▸ **WHAT TO WORK ON**
Although the entries contain pictures, the copy should hold only their exact text.

BEGIN THE INPUT

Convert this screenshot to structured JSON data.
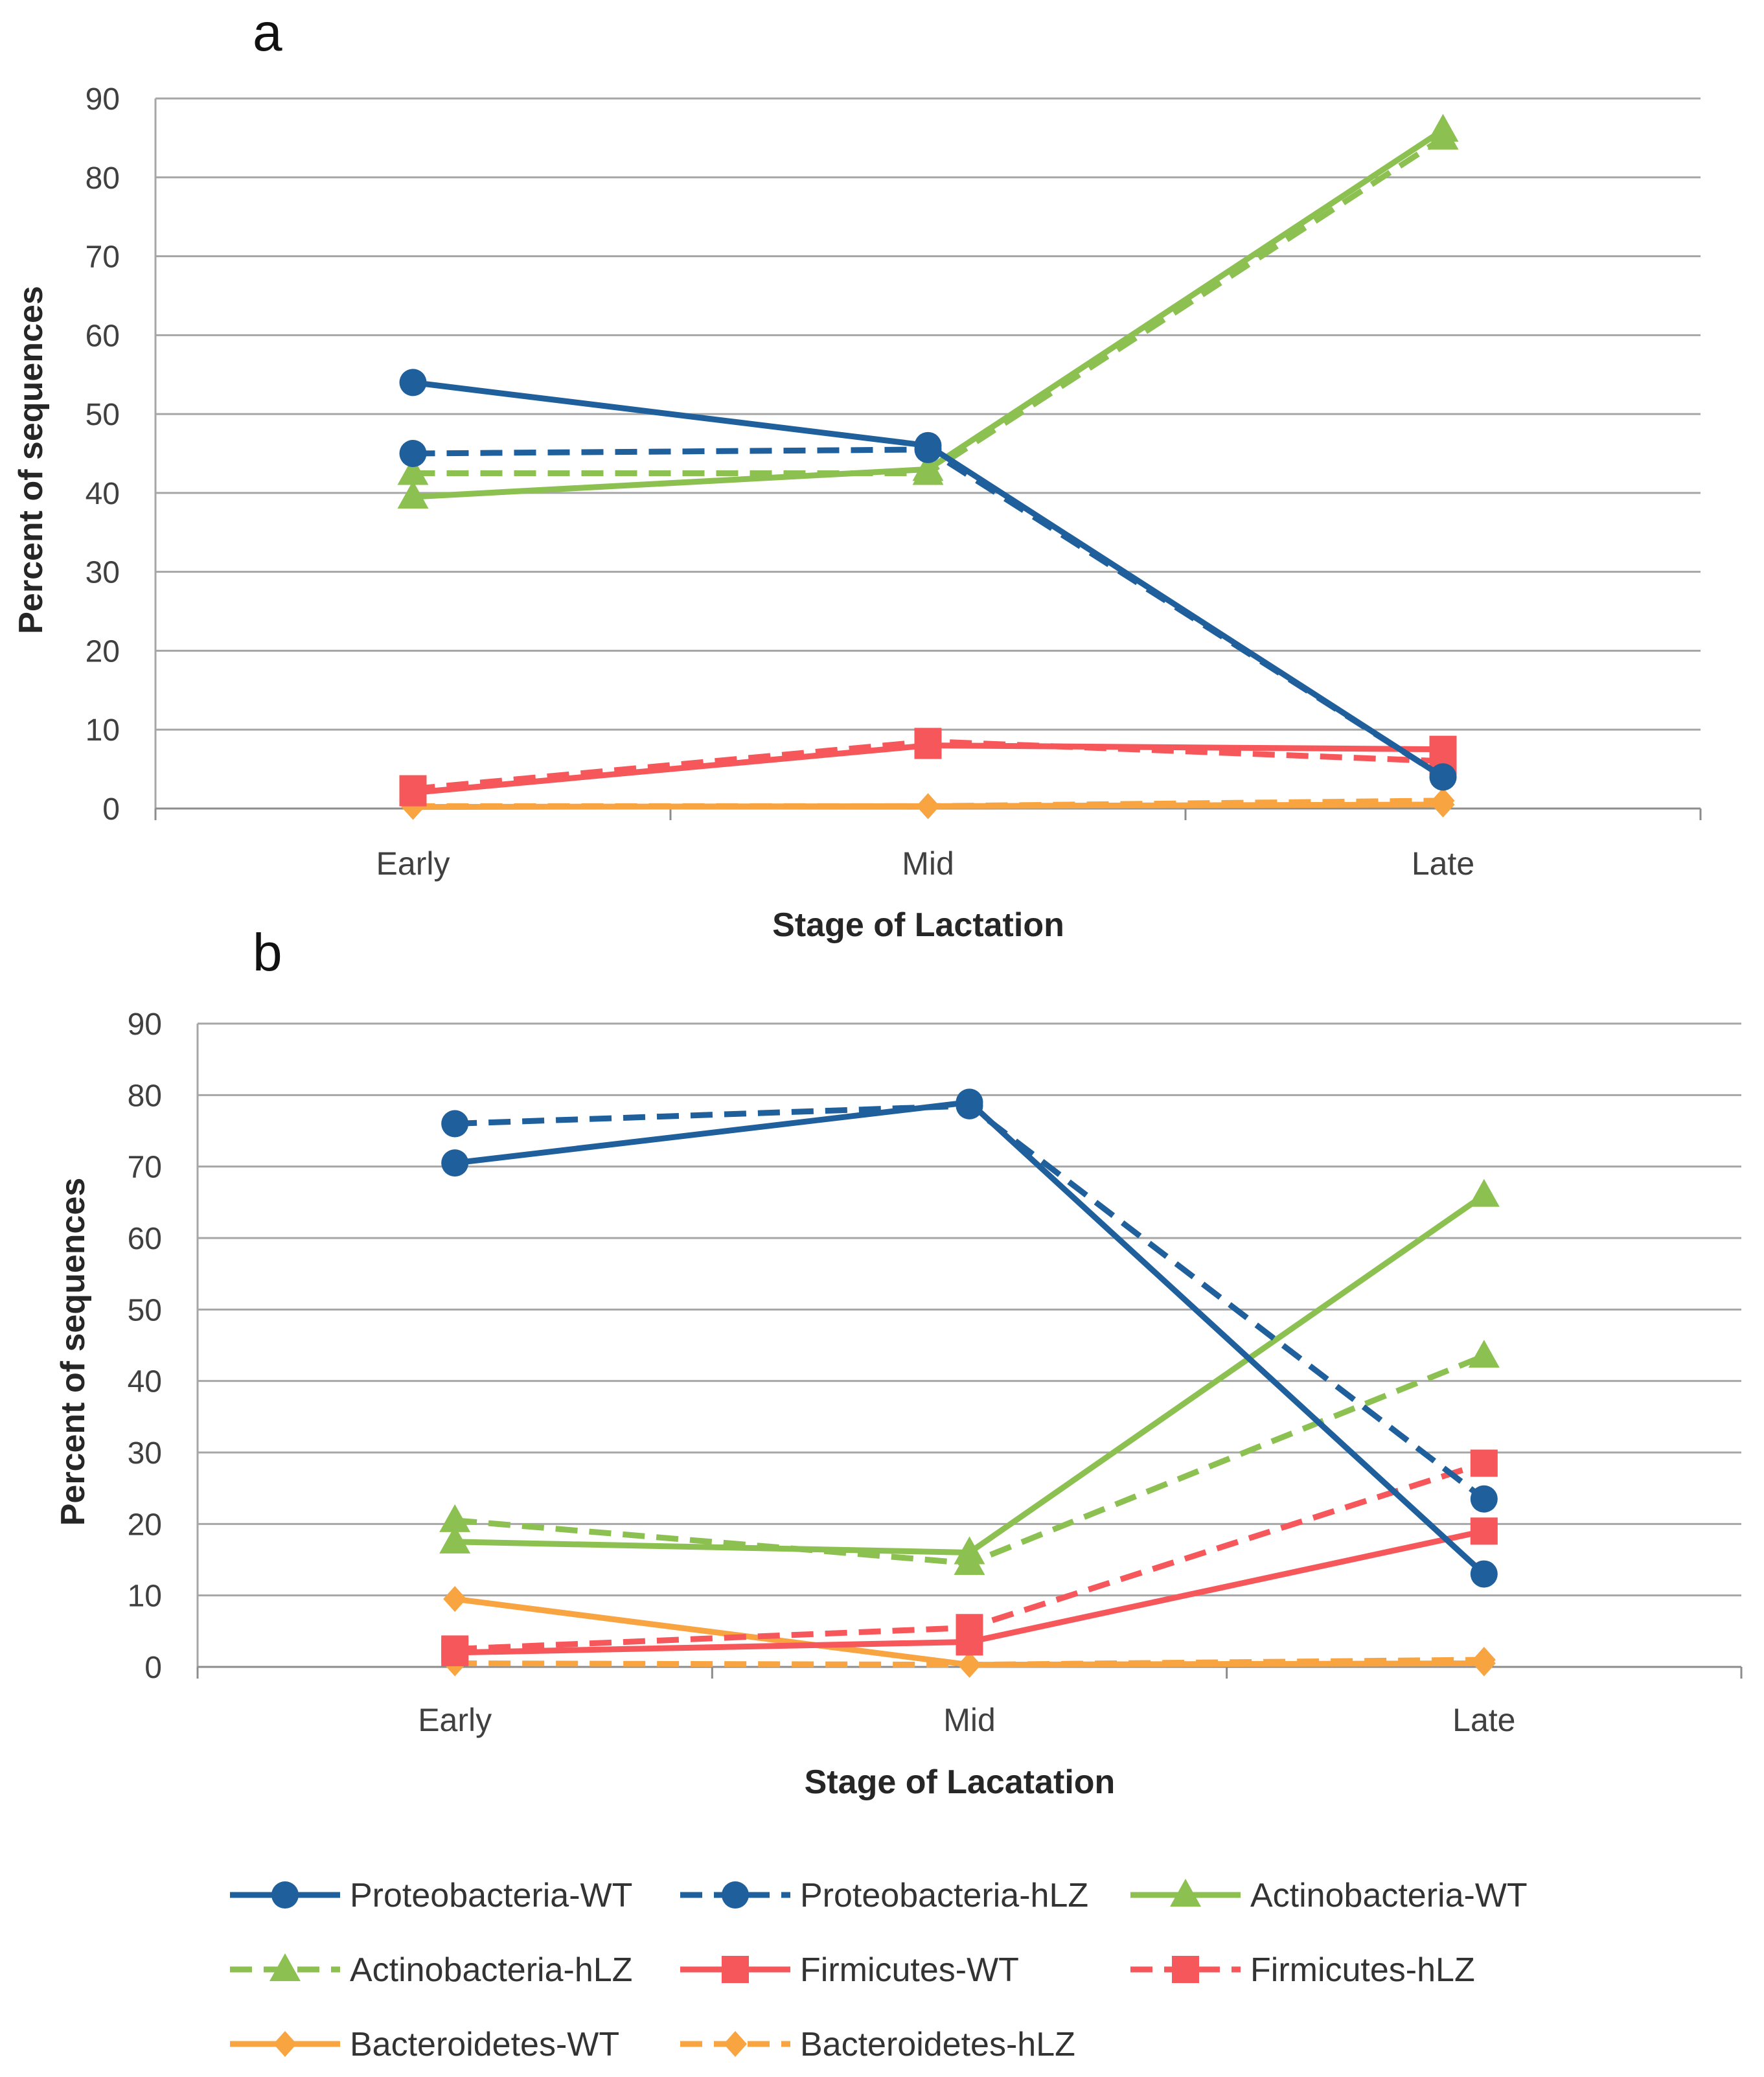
{
  "colors": {
    "proteobacteria": "#1f5f9c",
    "actinobacteria": "#8cc152",
    "firmicutes": "#f5575a",
    "bacteroidetes": "#f7a441"
  },
  "legend": [
    {
      "label": "Proteobacteria-WT",
      "color": "#1f5f9c",
      "dash": false,
      "marker": "circle"
    },
    {
      "label": "Proteobacteria-hLZ",
      "color": "#1f5f9c",
      "dash": true,
      "marker": "circle"
    },
    {
      "label": "Actinobacteria-WT",
      "color": "#8cc152",
      "dash": false,
      "marker": "triangle"
    },
    {
      "label": "Actinobacteria-hLZ",
      "color": "#8cc152",
      "dash": true,
      "marker": "triangle"
    },
    {
      "label": "Firmicutes-WT",
      "color": "#f5575a",
      "dash": false,
      "marker": "square"
    },
    {
      "label": "Firmicutes-hLZ",
      "color": "#f5575a",
      "dash": true,
      "marker": "square"
    },
    {
      "label": "Bacteroidetes-WT",
      "color": "#f7a441",
      "dash": false,
      "marker": "diamond"
    },
    {
      "label": "Bacteroidetes-hLZ",
      "color": "#f7a441",
      "dash": true,
      "marker": "diamond"
    }
  ],
  "chart_data": [
    {
      "type": "line",
      "panel": "a",
      "xlabel": "Stage of Lactation",
      "ylabel": "Percent of sequences",
      "categories": [
        "Early",
        "Mid",
        "Late"
      ],
      "ylim": [
        0,
        90
      ],
      "yticks": [
        0,
        10,
        20,
        30,
        40,
        50,
        60,
        70,
        80,
        90
      ],
      "grid": true,
      "series": [
        {
          "name": "Proteobacteria-WT",
          "values": [
            54,
            46,
            4
          ]
        },
        {
          "name": "Proteobacteria-hLZ",
          "values": [
            45,
            45.5,
            4
          ]
        },
        {
          "name": "Actinobacteria-WT",
          "values": [
            39.5,
            43,
            86
          ]
        },
        {
          "name": "Actinobacteria-hLZ",
          "values": [
            42.5,
            42.5,
            85
          ]
        },
        {
          "name": "Firmicutes-WT",
          "values": [
            2,
            8,
            7.5
          ]
        },
        {
          "name": "Firmicutes-hLZ",
          "values": [
            2.5,
            8.5,
            6
          ]
        },
        {
          "name": "Bacteroidetes-WT",
          "values": [
            0.2,
            0.3,
            0.5
          ]
        },
        {
          "name": "Bacteroidetes-hLZ",
          "values": [
            0.3,
            0.3,
            1
          ]
        }
      ]
    },
    {
      "type": "line",
      "panel": "b",
      "xlabel": "Stage of Lacatation",
      "ylabel": "Percent of sequences",
      "categories": [
        "Early",
        "Mid",
        "Late"
      ],
      "ylim": [
        0,
        90
      ],
      "yticks": [
        0,
        10,
        20,
        30,
        40,
        50,
        60,
        70,
        80,
        90
      ],
      "grid": true,
      "series": [
        {
          "name": "Proteobacteria-WT",
          "values": [
            70.5,
            79,
            13
          ]
        },
        {
          "name": "Proteobacteria-hLZ",
          "values": [
            76,
            78.5,
            23.5
          ]
        },
        {
          "name": "Actinobacteria-WT",
          "values": [
            17.5,
            16,
            66
          ]
        },
        {
          "name": "Actinobacteria-hLZ",
          "values": [
            20.5,
            14.5,
            43.5
          ]
        },
        {
          "name": "Firmicutes-WT",
          "values": [
            2,
            3.5,
            19
          ]
        },
        {
          "name": "Firmicutes-hLZ",
          "values": [
            2.5,
            5.5,
            28.5
          ]
        },
        {
          "name": "Bacteroidetes-WT",
          "values": [
            9.5,
            0.3,
            0.5
          ]
        },
        {
          "name": "Bacteroidetes-hLZ",
          "values": [
            0.5,
            0.3,
            1
          ]
        }
      ]
    }
  ]
}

END THE INPUT

▸ **OUTPUT FOR THIS EXERCISE**
Convert this screenshot to structured JSON data.
{
  "colors": {
    "proteobacteria": "#1f5f9c",
    "actinobacteria": "#8cc152",
    "firmicutes": "#f5575a",
    "bacteroidetes": "#f7a441"
  },
  "legend": [
    {
      "label": "Proteobacteria-WT",
      "color": "#1f5f9c",
      "dash": false,
      "marker": "circle"
    },
    {
      "label": "Proteobacteria-hLZ",
      "color": "#1f5f9c",
      "dash": true,
      "marker": "circle"
    },
    {
      "label": "Actinobacteria-WT",
      "color": "#8cc152",
      "dash": false,
      "marker": "triangle"
    },
    {
      "label": "Actinobacteria-hLZ",
      "color": "#8cc152",
      "dash": true,
      "marker": "triangle"
    },
    {
      "label": "Firmicutes-WT",
      "color": "#f5575a",
      "dash": false,
      "marker": "square"
    },
    {
      "label": "Firmicutes-hLZ",
      "color": "#f5575a",
      "dash": true,
      "marker": "square"
    },
    {
      "label": "Bacteroidetes-WT",
      "color": "#f7a441",
      "dash": false,
      "marker": "diamond"
    },
    {
      "label": "Bacteroidetes-hLZ",
      "color": "#f7a441",
      "dash": true,
      "marker": "diamond"
    }
  ],
  "chart_data": [
    {
      "type": "line",
      "panel": "a",
      "xlabel": "Stage of Lactation",
      "ylabel": "Percent of sequences",
      "categories": [
        "Early",
        "Mid",
        "Late"
      ],
      "ylim": [
        0,
        90
      ],
      "yticks": [
        0,
        10,
        20,
        30,
        40,
        50,
        60,
        70,
        80,
        90
      ],
      "grid": true,
      "series": [
        {
          "name": "Proteobacteria-WT",
          "values": [
            54,
            46,
            4
          ]
        },
        {
          "name": "Proteobacteria-hLZ",
          "values": [
            45,
            45.5,
            4
          ]
        },
        {
          "name": "Actinobacteria-WT",
          "values": [
            39.5,
            43,
            86
          ]
        },
        {
          "name": "Actinobacteria-hLZ",
          "values": [
            42.5,
            42.5,
            85
          ]
        },
        {
          "name": "Firmicutes-WT",
          "values": [
            2,
            8,
            7.5
          ]
        },
        {
          "name": "Firmicutes-hLZ",
          "values": [
            2.5,
            8.5,
            6
          ]
        },
        {
          "name": "Bacteroidetes-WT",
          "values": [
            0.2,
            0.3,
            0.5
          ]
        },
        {
          "name": "Bacteroidetes-hLZ",
          "values": [
            0.3,
            0.3,
            1
          ]
        }
      ]
    },
    {
      "type": "line",
      "panel": "b",
      "xlabel": "Stage of Lacatation",
      "ylabel": "Percent of sequences",
      "categories": [
        "Early",
        "Mid",
        "Late"
      ],
      "ylim": [
        0,
        90
      ],
      "yticks": [
        0,
        10,
        20,
        30,
        40,
        50,
        60,
        70,
        80,
        90
      ],
      "grid": true,
      "series": [
        {
          "name": "Proteobacteria-WT",
          "values": [
            70.5,
            79,
            13
          ]
        },
        {
          "name": "Proteobacteria-hLZ",
          "values": [
            76,
            78.5,
            23.5
          ]
        },
        {
          "name": "Actinobacteria-WT",
          "values": [
            17.5,
            16,
            66
          ]
        },
        {
          "name": "Actinobacteria-hLZ",
          "values": [
            20.5,
            14.5,
            43.5
          ]
        },
        {
          "name": "Firmicutes-WT",
          "values": [
            2,
            3.5,
            19
          ]
        },
        {
          "name": "Firmicutes-hLZ",
          "values": [
            2.5,
            5.5,
            28.5
          ]
        },
        {
          "name": "Bacteroidetes-WT",
          "values": [
            9.5,
            0.3,
            0.5
          ]
        },
        {
          "name": "Bacteroidetes-hLZ",
          "values": [
            0.5,
            0.3,
            1
          ]
        }
      ]
    }
  ]
}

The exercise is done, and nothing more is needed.